[Problem statement]
Lay out the items as a numbered list, starting from the first line and running through the line that contains "price-table <box>30 238 992 744</box>", with both ends included and blank lines left out.

[Records for this task]

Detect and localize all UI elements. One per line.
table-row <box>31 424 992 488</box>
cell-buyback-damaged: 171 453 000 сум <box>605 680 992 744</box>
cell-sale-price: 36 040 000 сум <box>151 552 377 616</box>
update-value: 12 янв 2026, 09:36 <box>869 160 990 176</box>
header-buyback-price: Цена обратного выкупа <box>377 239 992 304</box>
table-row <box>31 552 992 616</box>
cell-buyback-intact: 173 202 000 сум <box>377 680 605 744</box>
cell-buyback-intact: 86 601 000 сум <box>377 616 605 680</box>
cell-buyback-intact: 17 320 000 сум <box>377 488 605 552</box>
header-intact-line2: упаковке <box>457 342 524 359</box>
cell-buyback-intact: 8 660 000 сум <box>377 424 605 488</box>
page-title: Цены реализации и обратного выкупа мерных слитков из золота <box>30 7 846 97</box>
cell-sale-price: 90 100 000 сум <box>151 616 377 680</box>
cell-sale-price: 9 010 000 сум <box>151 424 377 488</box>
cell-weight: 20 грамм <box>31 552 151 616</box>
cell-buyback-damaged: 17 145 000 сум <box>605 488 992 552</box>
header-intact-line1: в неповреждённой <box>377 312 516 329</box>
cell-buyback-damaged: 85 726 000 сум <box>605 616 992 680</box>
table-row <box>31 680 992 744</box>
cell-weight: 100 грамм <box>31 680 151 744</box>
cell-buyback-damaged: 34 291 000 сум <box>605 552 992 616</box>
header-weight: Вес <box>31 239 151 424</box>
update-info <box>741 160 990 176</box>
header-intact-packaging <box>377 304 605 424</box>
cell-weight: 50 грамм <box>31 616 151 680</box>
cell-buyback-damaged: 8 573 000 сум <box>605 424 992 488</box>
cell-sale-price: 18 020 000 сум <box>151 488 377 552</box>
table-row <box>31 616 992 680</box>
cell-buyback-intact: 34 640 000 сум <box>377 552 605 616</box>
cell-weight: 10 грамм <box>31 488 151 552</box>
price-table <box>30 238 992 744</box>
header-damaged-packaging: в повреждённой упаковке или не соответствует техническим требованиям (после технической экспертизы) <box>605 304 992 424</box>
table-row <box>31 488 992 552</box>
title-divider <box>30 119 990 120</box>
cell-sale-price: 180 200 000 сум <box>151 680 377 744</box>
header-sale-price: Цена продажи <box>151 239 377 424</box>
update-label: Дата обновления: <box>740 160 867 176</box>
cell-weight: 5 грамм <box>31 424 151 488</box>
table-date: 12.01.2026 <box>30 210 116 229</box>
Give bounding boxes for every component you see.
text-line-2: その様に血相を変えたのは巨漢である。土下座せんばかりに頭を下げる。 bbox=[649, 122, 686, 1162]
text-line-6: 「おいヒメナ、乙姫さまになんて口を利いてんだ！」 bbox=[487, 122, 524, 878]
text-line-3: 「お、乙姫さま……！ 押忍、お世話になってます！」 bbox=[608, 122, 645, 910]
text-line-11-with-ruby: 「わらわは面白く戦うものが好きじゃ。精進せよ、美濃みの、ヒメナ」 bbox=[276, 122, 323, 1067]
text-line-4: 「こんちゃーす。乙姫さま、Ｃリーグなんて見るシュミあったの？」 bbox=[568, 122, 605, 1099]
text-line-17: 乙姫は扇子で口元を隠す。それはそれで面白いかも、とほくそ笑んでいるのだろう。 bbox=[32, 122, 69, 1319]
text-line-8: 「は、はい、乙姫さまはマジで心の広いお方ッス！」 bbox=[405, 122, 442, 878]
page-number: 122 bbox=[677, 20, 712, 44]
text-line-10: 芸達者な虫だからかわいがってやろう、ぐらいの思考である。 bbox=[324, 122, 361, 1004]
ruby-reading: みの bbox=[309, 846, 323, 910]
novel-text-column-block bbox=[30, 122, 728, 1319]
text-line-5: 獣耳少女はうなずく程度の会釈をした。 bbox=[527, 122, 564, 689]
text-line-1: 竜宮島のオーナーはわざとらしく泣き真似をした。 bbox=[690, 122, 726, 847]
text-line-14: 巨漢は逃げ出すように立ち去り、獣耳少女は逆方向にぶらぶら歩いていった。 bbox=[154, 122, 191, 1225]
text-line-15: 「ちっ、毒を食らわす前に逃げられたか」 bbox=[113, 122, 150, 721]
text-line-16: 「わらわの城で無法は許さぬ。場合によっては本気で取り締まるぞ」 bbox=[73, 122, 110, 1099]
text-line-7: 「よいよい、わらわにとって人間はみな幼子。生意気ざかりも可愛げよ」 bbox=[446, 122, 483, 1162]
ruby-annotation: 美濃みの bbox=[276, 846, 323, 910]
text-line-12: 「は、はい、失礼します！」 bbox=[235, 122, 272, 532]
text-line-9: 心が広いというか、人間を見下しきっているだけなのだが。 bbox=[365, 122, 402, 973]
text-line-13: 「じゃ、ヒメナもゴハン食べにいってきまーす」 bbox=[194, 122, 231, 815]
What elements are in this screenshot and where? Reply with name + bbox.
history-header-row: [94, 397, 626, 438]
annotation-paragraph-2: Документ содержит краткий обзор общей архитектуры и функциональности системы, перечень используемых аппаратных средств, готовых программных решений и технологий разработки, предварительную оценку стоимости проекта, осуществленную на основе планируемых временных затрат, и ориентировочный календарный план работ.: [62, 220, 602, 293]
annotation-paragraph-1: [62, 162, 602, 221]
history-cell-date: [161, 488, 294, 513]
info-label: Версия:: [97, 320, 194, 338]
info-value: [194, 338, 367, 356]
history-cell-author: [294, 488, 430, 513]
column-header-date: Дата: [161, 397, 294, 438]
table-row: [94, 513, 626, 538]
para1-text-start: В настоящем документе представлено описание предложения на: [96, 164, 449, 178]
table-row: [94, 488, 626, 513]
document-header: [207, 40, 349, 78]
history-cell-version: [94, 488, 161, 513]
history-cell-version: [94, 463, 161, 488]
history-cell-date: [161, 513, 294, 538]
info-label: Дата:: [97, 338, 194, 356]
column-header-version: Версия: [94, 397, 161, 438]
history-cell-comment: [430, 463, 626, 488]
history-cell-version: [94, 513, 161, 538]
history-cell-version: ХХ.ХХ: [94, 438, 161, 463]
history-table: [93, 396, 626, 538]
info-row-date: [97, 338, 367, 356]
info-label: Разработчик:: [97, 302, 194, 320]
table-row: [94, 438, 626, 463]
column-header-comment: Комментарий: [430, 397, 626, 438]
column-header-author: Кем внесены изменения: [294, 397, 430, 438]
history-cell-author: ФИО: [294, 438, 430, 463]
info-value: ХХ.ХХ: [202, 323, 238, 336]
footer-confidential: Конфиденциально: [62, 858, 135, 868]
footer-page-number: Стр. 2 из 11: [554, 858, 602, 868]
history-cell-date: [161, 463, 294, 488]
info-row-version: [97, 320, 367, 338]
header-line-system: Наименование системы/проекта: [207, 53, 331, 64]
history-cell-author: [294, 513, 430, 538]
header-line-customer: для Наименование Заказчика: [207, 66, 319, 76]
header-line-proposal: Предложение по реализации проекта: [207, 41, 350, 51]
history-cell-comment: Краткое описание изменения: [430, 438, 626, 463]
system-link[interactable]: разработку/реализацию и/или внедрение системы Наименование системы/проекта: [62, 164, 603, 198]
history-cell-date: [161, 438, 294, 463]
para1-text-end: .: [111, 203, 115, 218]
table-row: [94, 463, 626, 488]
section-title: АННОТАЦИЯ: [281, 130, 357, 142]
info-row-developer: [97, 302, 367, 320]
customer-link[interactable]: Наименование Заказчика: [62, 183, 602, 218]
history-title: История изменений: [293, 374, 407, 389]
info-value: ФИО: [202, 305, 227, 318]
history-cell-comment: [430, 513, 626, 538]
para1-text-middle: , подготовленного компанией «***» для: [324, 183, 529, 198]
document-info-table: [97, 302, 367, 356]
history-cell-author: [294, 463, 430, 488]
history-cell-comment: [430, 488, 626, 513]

[Correct answer]
1. Detect and localize all UI elements. One per line.
2. table-row <box>31 424 992 488</box>
3. cell-buyback-damaged: 171 453 000 сум <box>605 680 992 744</box>
4. cell-sale-price: 36 040 000 сум <box>151 552 377 616</box>
5. update-value: 12 янв 2026, 09:36 <box>869 160 990 176</box>
6. header-buyback-price: Цена обратного выкупа <box>377 239 992 304</box>
7. table-row <box>31 552 992 616</box>
8. cell-buyback-intact: 173 202 000 сум <box>377 680 605 744</box>
9. cell-buyback-intact: 86 601 000 сум <box>377 616 605 680</box>
10. cell-buyback-intact: 17 320 000 сум <box>377 488 605 552</box>
11. header-intact-line2: упаковке <box>457 342 524 359</box>
12. cell-buyback-intact: 8 660 000 сум <box>377 424 605 488</box>
13. page-title: Цены реализации и обратного выкупа мерных слитков из золота <box>30 7 846 97</box>
14. cell-sale-price: 90 100 000 сум <box>151 616 377 680</box>
15. cell-sale-price: 9 010 000 сум <box>151 424 377 488</box>
16. cell-weight: 20 грамм <box>31 552 151 616</box>
17. cell-buyback-damaged: 17 145 000 сум <box>605 488 992 552</box>
18. header-intact-line1: в неповреждённой <box>377 312 516 329</box>
19. cell-buyback-damaged: 85 726 000 сум <box>605 616 992 680</box>
20. table-row <box>31 680 992 744</box>
21. cell-weight: 100 грамм <box>31 680 151 744</box>
22. cell-buyback-damaged: 34 291 000 сум <box>605 552 992 616</box>
23. header-weight: Вес <box>31 239 151 424</box>
24. update-info <box>741 160 990 176</box>
25. header-intact-packaging <box>377 304 605 424</box>
26. cell-weight: 50 грамм <box>31 616 151 680</box>
27. cell-buyback-damaged: 8 573 000 сум <box>605 424 992 488</box>
28. cell-sale-price: 18 020 000 сум <box>151 488 377 552</box>
29. table-row <box>31 616 992 680</box>
30. cell-buyback-intact: 34 640 000 сум <box>377 552 605 616</box>
31. cell-weight: 10 грамм <box>31 488 151 552</box>
32. price-table <box>30 238 992 744</box>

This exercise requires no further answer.